Required task: Only lines holding the string "color" are wanted; copy each one from the material.

══════

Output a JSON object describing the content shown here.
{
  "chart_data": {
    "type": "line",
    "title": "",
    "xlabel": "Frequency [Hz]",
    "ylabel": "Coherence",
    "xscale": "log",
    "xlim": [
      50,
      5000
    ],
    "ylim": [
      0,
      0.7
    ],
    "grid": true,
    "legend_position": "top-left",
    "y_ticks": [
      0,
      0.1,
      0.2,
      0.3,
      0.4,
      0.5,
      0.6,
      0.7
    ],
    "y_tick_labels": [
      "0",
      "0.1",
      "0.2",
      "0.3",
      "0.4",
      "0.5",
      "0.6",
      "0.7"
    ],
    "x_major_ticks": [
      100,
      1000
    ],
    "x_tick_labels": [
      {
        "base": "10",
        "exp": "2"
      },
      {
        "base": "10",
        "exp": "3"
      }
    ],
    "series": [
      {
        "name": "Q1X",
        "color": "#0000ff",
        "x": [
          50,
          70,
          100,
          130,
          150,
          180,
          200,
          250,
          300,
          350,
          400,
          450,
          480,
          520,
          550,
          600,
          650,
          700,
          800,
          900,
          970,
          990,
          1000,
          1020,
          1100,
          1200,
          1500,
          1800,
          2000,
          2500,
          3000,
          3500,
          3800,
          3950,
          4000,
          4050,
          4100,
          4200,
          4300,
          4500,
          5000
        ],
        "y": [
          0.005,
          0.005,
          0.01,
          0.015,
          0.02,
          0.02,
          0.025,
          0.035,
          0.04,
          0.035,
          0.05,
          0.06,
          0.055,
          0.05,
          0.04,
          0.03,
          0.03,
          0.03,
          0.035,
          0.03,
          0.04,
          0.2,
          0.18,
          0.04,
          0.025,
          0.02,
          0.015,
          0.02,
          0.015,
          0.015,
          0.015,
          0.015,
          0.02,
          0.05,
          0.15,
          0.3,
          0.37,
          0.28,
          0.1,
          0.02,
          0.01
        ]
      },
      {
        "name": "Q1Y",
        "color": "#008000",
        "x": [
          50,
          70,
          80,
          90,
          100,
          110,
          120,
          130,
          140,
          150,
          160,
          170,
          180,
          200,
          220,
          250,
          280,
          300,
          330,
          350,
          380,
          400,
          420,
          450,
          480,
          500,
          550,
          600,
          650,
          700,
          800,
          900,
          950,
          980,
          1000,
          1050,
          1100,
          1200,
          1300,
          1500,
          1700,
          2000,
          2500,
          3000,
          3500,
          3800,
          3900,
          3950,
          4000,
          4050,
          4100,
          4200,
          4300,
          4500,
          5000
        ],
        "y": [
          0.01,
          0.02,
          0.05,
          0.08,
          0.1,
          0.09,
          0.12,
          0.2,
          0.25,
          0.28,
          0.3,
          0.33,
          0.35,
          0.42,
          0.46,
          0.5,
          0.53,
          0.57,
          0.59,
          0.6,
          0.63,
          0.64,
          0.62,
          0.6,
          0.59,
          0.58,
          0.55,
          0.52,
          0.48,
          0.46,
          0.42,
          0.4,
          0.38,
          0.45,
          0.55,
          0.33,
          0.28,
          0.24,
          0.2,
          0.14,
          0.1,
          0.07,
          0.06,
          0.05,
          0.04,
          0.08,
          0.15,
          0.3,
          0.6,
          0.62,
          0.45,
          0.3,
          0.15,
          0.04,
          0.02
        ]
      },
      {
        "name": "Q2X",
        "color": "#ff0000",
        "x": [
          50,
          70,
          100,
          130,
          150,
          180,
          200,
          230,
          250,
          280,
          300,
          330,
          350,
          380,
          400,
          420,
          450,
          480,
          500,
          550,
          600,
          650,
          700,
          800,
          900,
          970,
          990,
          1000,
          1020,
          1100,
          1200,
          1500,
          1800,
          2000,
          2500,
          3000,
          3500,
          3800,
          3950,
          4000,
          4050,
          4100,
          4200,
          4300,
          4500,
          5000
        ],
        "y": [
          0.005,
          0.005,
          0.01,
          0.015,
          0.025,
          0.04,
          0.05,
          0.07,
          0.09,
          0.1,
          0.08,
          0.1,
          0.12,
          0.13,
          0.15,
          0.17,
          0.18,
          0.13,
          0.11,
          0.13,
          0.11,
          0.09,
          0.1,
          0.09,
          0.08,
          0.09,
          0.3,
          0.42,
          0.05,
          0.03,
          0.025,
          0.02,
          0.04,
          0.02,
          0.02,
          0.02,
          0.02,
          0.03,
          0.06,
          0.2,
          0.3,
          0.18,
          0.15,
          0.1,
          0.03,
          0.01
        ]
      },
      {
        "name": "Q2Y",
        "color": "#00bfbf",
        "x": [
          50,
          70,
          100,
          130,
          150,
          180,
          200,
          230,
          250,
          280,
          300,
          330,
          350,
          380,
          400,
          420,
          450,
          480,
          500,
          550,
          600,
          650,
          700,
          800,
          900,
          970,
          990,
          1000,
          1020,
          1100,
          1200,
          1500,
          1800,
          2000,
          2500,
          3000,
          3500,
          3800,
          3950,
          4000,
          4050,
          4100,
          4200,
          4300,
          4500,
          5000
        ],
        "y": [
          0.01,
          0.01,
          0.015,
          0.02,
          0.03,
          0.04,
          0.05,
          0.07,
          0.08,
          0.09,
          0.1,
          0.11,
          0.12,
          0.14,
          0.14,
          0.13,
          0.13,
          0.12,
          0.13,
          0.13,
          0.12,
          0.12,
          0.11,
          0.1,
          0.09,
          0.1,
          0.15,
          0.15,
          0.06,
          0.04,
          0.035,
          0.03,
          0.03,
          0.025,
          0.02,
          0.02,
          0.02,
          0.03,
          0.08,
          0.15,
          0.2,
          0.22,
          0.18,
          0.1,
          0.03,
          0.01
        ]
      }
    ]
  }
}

══════

Expected answer:
        "color": "#0000ff",
        "color": "#008000",
        "color": "#ff0000",
        "color": "#00bfbf",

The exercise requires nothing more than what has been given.